*** Source records

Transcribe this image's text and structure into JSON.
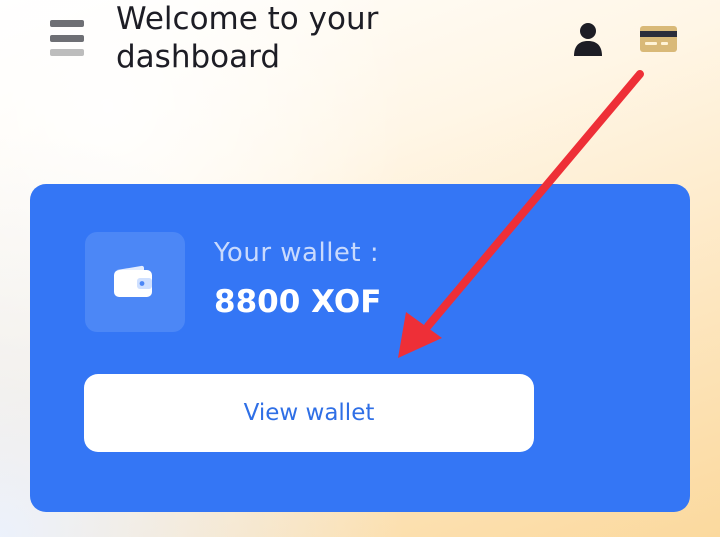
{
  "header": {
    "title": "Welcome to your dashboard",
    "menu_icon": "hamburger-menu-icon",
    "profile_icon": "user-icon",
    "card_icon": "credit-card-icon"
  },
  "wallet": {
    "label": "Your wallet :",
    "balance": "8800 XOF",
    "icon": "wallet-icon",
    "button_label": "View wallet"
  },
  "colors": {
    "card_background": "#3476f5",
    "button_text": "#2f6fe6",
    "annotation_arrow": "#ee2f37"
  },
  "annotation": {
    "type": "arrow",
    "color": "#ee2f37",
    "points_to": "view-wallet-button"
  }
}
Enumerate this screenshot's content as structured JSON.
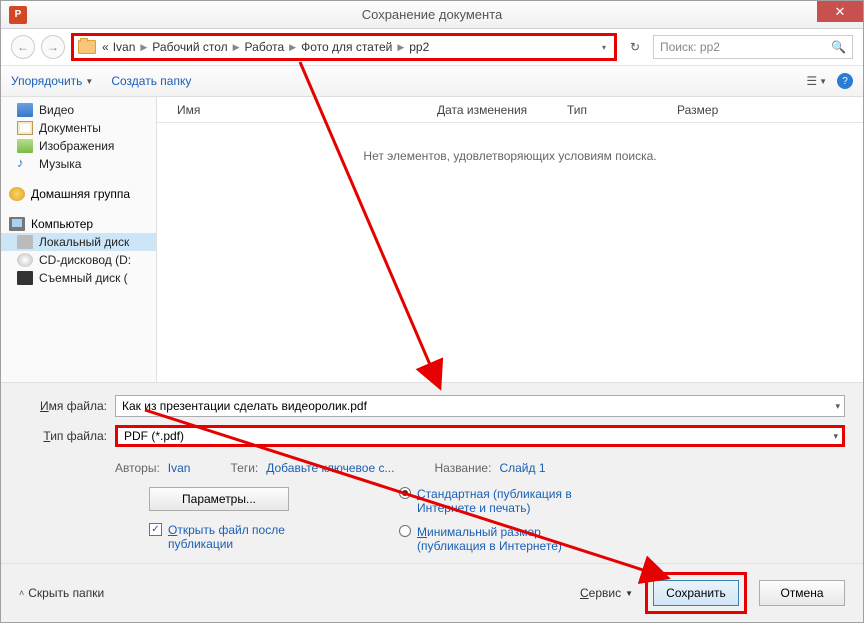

******
*** Source records

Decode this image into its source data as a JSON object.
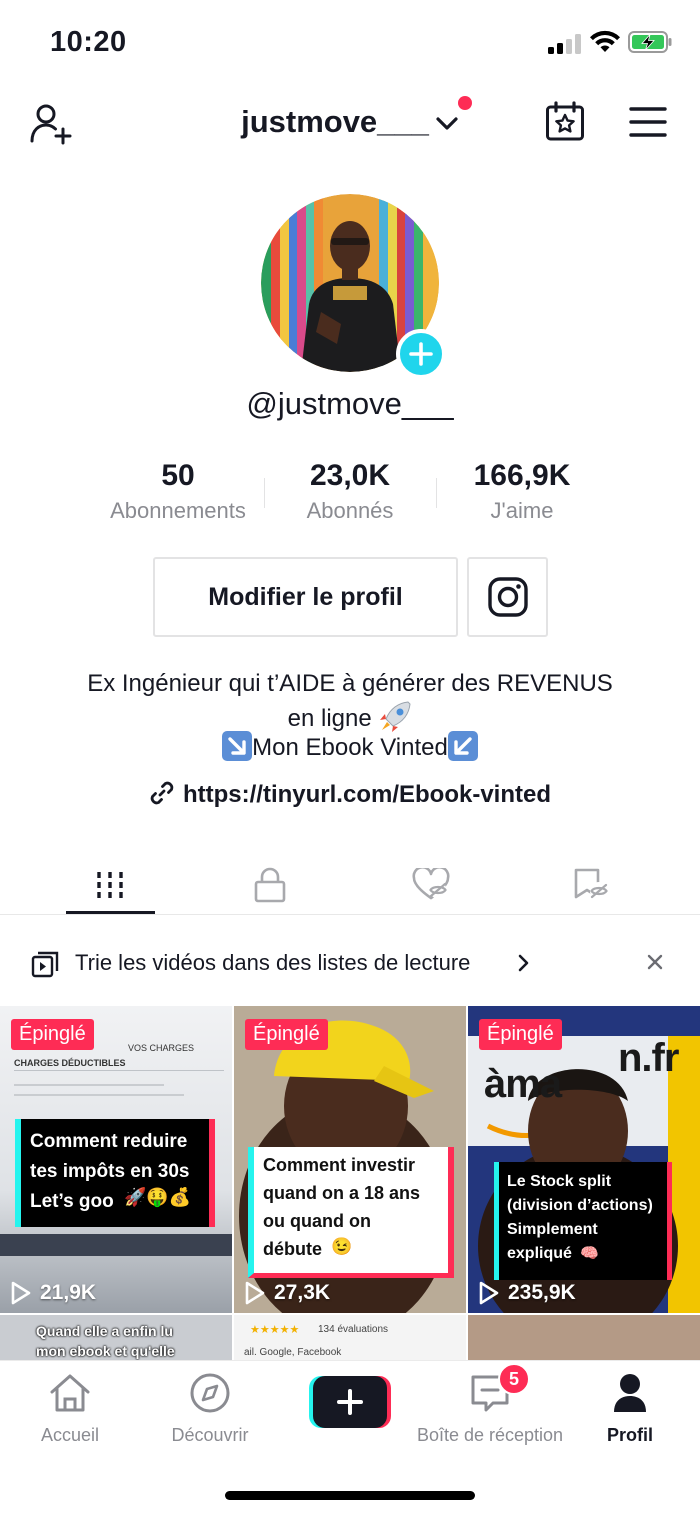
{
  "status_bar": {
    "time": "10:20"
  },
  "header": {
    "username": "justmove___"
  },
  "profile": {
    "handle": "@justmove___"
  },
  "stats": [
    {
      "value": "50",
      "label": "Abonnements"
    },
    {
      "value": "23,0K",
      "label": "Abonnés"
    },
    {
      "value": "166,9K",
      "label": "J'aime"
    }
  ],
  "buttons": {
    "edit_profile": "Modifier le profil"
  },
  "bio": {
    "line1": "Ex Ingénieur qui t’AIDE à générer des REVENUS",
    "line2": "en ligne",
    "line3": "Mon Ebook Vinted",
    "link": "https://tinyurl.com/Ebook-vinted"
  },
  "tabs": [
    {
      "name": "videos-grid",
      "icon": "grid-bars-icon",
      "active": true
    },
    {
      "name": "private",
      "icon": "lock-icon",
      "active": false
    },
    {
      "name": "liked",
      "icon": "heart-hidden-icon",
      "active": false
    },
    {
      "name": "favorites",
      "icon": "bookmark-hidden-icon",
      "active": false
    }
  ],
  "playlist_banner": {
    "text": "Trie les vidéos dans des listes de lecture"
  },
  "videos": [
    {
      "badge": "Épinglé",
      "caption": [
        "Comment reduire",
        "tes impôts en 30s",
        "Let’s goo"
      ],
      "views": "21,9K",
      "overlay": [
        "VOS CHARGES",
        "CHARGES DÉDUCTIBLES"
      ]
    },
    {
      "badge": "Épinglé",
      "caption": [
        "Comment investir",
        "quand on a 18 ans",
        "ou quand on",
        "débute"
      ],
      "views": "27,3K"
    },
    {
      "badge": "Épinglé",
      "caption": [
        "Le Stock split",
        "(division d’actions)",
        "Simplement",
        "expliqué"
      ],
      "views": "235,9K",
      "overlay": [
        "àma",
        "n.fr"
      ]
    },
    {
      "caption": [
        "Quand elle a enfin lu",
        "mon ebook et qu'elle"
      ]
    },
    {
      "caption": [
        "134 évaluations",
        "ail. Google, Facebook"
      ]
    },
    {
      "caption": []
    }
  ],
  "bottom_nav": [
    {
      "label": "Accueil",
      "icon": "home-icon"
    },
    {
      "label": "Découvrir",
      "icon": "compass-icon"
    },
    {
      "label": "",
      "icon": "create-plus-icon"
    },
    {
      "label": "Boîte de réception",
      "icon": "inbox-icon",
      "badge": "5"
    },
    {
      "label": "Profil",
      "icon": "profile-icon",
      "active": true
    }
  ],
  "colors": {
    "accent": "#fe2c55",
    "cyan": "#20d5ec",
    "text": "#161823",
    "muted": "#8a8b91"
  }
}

******

**What you should do**:
Retype, word for word, only the lines from the one containing "Transcribe this image's" through the one containing "Enumerate this screenshot's", both included, and leave out any pictures.

**Expected answer**:
Transcribe this image's text and structure into JSON.
{
  "header": {
    "title": "Welcome to your dashboard",
    "menu_icon": "hamburger-menu-icon",
    "profile_icon": "user-icon",
    "card_icon": "credit-card-icon"
  },
  "wallet": {
    "label": "Your wallet :",
    "balance": "8800 XOF",
    "icon": "wallet-icon",
    "button_label": "View wallet"
  },
  "colors": {
    "card_background": "#3476f5",
    "button_text": "#2f6fe6",
    "annotation_arrow": "#ee2f37"
  },
  "annotation": {
    "type": "arrow",
    "color": "#ee2f37",
    "points_to": "view-wallet-button"
  }
}
Enumerate this screenshot's content as structured JSON.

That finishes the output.